# Pen clips anyone?



## Bryguy (May 13, 2016)

I am hoping this is the right place to post this. I am desperately seeking a US source for pen clips of different kinds, in small quantities and at a reasonable price. William Wood-Rite in Canada has some, but they don't ship to the US. I'm not ready to get into precious metals, chrome would do me fine. Any ideas for sources?


----------



## mredburn (May 13, 2016)

Have you looked at any of the following?

Exituc blanks,
Exotic Blanks :: Nibs, Bushings, Bits, Tubes & Parts :: Specialty Clips & Bands
WoodnWhimmsies.com
Richardgreenwald.com
Clips, Bands & Rings : Richard L. Greenwald, LLC, Pens, Pens Parts and Photographs


----------



## stuckinohio (May 13, 2016)

I suppose you have already checked here, but PSI has lots,
https://www.pennstateind.com/store/replacement-bands-clips.html


----------



## Joey-Nieves (May 13, 2016)

STATED TASK 1 – In the pen clips thread, why can't Bryguy buy clips from William Wood-Rite?
STATED TASK 2 – Please carry on the pen clips thread from the point where it stops.

DATASET EXTRACT –
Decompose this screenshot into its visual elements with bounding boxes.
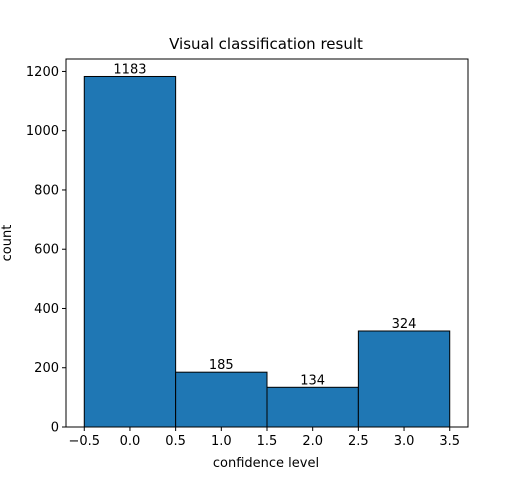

EXERCISE RESPONSE 1 – William Wood-Rite doesn't ship to the US.

EXERCISE RESPONSE 2 –
Pen clips are something you can never have enough.  I get mine from the sources mentioned above, but PSI operates a little different, You need to tell them what pen you want and they will send it to you.  I use the Majestic Clip on some projects and have to call in and order, they charge about $12 for this clip.  Also it ships from a different warehouse so they charge extra shipping.

Joey


----------



## Curly (May 13, 2016)

See if Elliot Landes still has some to sell.


----------



## Bryguy (May 14, 2016)

Thanks for all the suggestions. I was looking for clips with a larger diameter than the slimline clips which many vendors carry. Some of the suggestions here have lead me to exactly what I've been looking for. Love this helpful community!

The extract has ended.